— begin Supplied records —

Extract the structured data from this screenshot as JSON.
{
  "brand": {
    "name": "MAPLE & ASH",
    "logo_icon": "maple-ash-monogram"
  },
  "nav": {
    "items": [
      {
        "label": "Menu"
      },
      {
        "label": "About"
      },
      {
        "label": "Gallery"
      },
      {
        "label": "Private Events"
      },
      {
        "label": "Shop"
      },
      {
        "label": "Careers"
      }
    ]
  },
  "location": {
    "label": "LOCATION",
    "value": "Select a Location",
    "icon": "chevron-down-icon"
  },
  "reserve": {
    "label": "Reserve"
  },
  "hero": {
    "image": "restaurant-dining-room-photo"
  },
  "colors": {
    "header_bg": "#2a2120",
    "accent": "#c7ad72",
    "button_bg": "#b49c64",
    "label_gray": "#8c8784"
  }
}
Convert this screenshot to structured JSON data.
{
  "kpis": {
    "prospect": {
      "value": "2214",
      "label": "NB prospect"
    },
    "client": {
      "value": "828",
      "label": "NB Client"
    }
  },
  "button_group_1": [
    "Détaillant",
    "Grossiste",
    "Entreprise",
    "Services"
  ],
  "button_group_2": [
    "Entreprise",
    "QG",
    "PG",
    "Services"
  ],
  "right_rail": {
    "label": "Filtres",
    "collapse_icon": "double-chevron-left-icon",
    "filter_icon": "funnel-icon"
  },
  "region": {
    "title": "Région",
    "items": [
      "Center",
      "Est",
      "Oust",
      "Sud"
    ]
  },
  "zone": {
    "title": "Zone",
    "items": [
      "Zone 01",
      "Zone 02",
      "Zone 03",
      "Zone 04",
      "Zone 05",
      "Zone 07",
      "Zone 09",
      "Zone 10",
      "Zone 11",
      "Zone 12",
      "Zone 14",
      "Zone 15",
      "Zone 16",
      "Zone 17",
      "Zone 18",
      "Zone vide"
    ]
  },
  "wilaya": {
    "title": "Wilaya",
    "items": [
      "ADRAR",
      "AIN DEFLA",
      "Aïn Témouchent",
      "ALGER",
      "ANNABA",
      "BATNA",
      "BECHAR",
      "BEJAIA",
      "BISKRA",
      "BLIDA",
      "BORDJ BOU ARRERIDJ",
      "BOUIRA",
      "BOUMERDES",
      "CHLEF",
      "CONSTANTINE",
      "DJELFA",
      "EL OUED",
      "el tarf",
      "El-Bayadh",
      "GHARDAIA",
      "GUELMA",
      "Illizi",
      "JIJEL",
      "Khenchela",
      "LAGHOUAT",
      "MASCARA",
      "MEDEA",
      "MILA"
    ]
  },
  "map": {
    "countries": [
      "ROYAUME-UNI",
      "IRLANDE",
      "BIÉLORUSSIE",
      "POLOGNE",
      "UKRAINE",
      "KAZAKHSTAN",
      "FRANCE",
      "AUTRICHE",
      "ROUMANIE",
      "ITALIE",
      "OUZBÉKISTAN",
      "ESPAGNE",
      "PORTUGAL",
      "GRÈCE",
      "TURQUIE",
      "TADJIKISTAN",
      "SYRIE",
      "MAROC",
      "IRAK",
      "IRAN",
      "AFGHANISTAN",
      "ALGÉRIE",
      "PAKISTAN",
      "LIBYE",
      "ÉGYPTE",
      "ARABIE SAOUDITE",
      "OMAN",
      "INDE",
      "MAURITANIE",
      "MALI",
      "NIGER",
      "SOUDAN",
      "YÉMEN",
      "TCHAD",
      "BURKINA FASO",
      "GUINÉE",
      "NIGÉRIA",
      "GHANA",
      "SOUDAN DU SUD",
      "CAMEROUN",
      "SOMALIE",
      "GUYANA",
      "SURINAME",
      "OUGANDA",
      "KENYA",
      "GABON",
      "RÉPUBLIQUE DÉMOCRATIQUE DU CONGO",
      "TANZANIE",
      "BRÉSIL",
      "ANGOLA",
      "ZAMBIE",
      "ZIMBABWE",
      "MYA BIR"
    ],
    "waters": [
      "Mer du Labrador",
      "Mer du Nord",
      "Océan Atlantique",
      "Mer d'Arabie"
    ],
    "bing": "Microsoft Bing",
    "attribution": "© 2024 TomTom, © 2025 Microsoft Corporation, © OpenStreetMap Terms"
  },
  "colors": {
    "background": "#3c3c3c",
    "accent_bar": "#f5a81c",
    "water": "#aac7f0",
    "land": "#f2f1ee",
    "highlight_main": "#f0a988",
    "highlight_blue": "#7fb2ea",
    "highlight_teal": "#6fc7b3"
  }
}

— end Supplied records —

Instructions to follow: Exactly as written above, please repeat the entries.

Complete response:
Extract the structured data from this screenshot as JSON.
{
  "brand": {
    "name": "MAPLE & ASH",
    "logo_icon": "maple-ash-monogram"
  },
  "nav": {
    "items": [
      {
        "label": "Menu"
      },
      {
        "label": "About"
      },
      {
        "label": "Gallery"
      },
      {
        "label": "Private Events"
      },
      {
        "label": "Shop"
      },
      {
        "label": "Careers"
      }
    ]
  },
  "location": {
    "label": "LOCATION",
    "value": "Select a Location",
    "icon": "chevron-down-icon"
  },
  "reserve": {
    "label": "Reserve"
  },
  "hero": {
    "image": "restaurant-dining-room-photo"
  },
  "colors": {
    "header_bg": "#2a2120",
    "accent": "#c7ad72",
    "button_bg": "#b49c64",
    "label_gray": "#8c8784"
  }
}
Convert this screenshot to structured JSON data.
{
  "kpis": {
    "prospect": {
      "value": "2214",
      "label": "NB prospect"
    },
    "client": {
      "value": "828",
      "label": "NB Client"
    }
  },
  "button_group_1": [
    "Détaillant",
    "Grossiste",
    "Entreprise",
    "Services"
  ],
  "button_group_2": [
    "Entreprise",
    "QG",
    "PG",
    "Services"
  ],
  "right_rail": {
    "label": "Filtres",
    "collapse_icon": "double-chevron-left-icon",
    "filter_icon": "funnel-icon"
  },
  "region": {
    "title": "Région",
    "items": [
      "Center",
      "Est",
      "Oust",
      "Sud"
    ]
  },
  "zone": {
    "title": "Zone",
    "items": [
      "Zone 01",
      "Zone 02",
      "Zone 03",
      "Zone 04",
      "Zone 05",
      "Zone 07",
      "Zone 09",
      "Zone 10",
      "Zone 11",
      "Zone 12",
      "Zone 14",
      "Zone 15",
      "Zone 16",
      "Zone 17",
      "Zone 18",
      "Zone vide"
    ]
  },
  "wilaya": {
    "title": "Wilaya",
    "items": [
      "ADRAR",
      "AIN DEFLA",
      "Aïn Témouchent",
      "ALGER",
      "ANNABA",
      "BATNA",
      "BECHAR",
      "BEJAIA",
      "BISKRA",
      "BLIDA",
      "BORDJ BOU ARRERIDJ",
      "BOUIRA",
      "BOUMERDES",
      "CHLEF",
      "CONSTANTINE",
      "DJELFA",
      "EL OUED",
      "el tarf",
      "El-Bayadh",
      "GHARDAIA",
      "GUELMA",
      "Illizi",
      "JIJEL",
      "Khenchela",
      "LAGHOUAT",
      "MASCARA",
      "MEDEA",
      "MILA"
    ]
  },
  "map": {
    "countries": [
      "ROYAUME-UNI",
      "IRLANDE",
      "BIÉLORUSSIE",
      "POLOGNE",
      "UKRAINE",
      "KAZAKHSTAN",
      "FRANCE",
      "AUTRICHE",
      "ROUMANIE",
      "ITALIE",
      "OUZBÉKISTAN",
      "ESPAGNE",
      "PORTUGAL",
      "GRÈCE",
      "TURQUIE",
      "TADJIKISTAN",
      "SYRIE",
      "MAROC",
      "IRAK",
      "IRAN",
      "AFGHANISTAN",
      "ALGÉRIE",
      "PAKISTAN",
      "LIBYE",
      "ÉGYPTE",
      "ARABIE SAOUDITE",
      "OMAN",
      "INDE",
      "MAURITANIE",
      "MALI",
      "NIGER",
      "SOUDAN",
      "YÉMEN",
      "TCHAD",
      "BURKINA FASO",
      "GUINÉE",
      "NIGÉRIA",
      "GHANA",
      "SOUDAN DU SUD",
      "CAMEROUN",
      "SOMALIE",
      "GUYANA",
      "SURINAME",
      "OUGANDA",
      "KENYA",
      "GABON",
      "RÉPUBLIQUE DÉMOCRATIQUE DU CONGO",
      "TANZANIE",
      "BRÉSIL",
      "ANGOLA",
      "ZAMBIE",
      "ZIMBABWE",
      "MYA BIR"
    ],
    "waters": [
      "Mer du Labrador",
      "Mer du Nord",
      "Océan Atlantique",
      "Mer d'Arabie"
    ],
    "bing": "Microsoft Bing",
    "attribution": "© 2024 TomTom, © 2025 Microsoft Corporation, © OpenStreetMap Terms"
  },
  "colors": {
    "background": "#3c3c3c",
    "accent_bar": "#f5a81c",
    "water": "#aac7f0",
    "land": "#f2f1ee",
    "highlight_main": "#f0a988",
    "highlight_blue": "#7fb2ea",
    "highlight_teal": "#6fc7b3"
  }
}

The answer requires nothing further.